[START RECORD SET]

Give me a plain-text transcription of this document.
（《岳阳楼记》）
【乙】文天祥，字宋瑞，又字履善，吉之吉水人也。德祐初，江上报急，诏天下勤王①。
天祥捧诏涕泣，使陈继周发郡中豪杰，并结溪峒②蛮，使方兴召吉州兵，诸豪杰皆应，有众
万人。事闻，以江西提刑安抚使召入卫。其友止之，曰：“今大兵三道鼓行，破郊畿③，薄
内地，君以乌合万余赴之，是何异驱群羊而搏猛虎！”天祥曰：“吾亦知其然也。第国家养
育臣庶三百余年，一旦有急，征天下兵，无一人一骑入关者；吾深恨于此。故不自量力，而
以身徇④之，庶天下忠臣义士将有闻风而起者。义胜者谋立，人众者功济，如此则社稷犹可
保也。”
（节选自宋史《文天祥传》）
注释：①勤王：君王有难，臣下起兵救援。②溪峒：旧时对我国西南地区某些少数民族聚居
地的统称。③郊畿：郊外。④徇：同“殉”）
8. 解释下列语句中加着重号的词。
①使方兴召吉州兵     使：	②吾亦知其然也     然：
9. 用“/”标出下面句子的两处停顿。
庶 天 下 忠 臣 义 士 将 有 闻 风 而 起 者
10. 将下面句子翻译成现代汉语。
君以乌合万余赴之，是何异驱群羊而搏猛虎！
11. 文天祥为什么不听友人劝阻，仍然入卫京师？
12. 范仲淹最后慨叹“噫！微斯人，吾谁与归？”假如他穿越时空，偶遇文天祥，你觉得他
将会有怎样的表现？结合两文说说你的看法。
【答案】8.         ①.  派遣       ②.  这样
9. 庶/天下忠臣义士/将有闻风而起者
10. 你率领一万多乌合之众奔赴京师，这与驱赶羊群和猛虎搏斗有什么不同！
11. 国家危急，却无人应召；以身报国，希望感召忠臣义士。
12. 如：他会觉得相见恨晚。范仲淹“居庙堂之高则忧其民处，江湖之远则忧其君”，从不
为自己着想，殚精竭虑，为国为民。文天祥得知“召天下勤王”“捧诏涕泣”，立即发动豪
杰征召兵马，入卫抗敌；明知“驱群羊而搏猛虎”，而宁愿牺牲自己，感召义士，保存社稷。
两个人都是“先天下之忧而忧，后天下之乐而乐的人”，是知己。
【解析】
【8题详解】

[END RECORD SET]
[START RECORD SET]

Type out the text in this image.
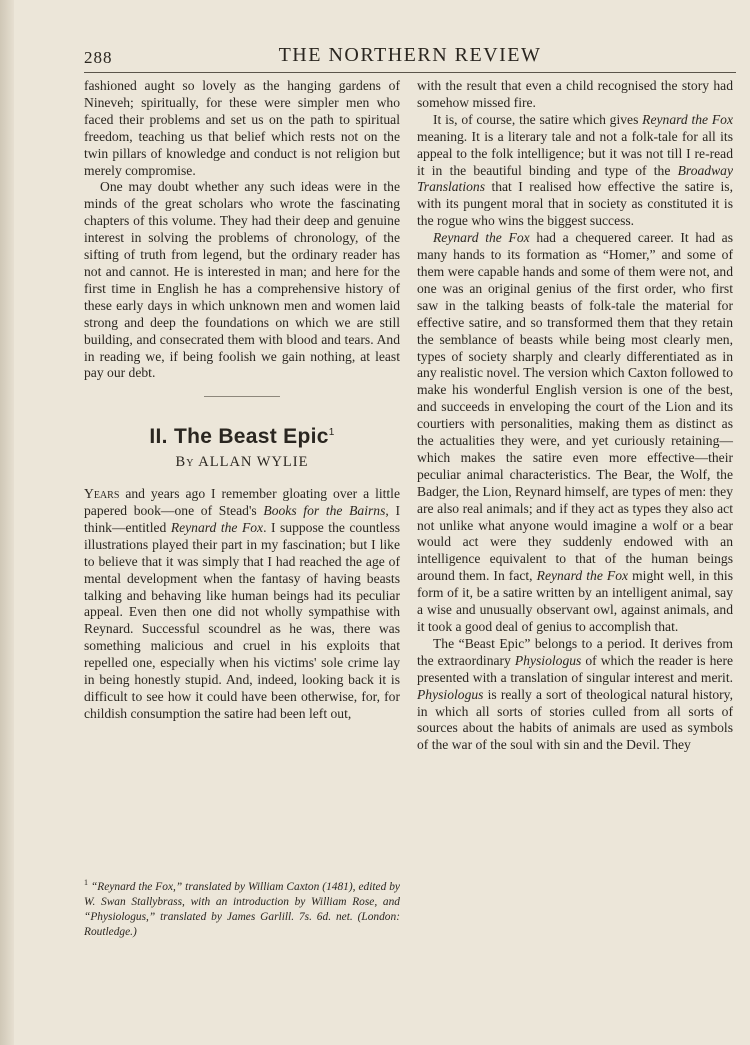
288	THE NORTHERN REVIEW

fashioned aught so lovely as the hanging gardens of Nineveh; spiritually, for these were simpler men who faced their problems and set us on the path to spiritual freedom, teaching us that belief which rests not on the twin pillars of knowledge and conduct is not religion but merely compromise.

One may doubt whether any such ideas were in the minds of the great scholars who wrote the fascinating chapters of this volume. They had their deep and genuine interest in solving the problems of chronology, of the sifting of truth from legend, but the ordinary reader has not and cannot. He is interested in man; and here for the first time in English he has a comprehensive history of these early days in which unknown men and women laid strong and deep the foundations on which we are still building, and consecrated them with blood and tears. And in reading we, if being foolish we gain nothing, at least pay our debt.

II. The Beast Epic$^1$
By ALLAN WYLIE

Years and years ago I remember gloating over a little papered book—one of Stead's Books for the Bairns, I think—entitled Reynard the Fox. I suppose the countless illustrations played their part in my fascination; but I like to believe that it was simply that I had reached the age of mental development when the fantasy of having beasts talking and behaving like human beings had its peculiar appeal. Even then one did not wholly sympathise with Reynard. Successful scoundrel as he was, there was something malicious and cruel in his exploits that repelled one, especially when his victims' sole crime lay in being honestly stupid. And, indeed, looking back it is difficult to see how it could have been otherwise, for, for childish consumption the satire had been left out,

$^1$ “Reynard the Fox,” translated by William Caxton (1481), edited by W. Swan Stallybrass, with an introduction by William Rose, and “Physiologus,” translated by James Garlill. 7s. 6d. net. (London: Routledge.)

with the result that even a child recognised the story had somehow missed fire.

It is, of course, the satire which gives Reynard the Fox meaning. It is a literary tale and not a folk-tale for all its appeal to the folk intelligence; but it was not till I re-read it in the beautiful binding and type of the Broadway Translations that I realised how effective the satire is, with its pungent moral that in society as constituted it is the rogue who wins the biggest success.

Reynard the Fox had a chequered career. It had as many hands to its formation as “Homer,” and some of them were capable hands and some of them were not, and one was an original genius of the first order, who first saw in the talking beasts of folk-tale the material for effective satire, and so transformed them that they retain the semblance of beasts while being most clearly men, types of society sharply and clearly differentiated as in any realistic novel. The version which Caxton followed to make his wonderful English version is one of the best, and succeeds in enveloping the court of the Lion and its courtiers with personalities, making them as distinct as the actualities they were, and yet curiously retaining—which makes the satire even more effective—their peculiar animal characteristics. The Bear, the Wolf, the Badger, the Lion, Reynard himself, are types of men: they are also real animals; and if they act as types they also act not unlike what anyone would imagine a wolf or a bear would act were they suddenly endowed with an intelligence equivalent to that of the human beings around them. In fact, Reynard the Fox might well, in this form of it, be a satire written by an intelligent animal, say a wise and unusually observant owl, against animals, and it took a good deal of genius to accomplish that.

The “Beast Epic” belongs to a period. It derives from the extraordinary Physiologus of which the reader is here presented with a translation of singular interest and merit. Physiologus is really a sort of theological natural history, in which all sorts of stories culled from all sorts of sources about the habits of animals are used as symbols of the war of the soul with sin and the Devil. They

[END RECORD SET]
[START RECORD SET]

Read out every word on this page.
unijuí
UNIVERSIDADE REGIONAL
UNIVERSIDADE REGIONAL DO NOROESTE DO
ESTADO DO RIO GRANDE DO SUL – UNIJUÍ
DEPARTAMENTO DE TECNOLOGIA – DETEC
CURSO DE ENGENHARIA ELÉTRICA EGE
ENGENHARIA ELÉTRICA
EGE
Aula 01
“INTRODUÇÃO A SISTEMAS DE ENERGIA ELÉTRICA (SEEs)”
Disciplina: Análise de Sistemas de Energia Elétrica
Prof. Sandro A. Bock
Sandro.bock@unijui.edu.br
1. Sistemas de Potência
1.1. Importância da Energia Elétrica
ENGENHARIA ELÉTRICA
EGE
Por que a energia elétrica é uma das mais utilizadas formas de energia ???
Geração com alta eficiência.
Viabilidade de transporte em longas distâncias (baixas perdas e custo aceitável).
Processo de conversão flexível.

[END RECORD SET]

■ SHORT EXERCISE ■
Copy out all lines from the material above that contain the string "是何异驱群羊而搏猛虎".

■ PROBLEM SOLUTION ■
内地，君以乌合万余赴之，是何异驱群羊而搏猛虎！”天祥曰：“吾亦知其然也。第国家养
君以乌合万余赴之，是何异驱群羊而搏猛虎！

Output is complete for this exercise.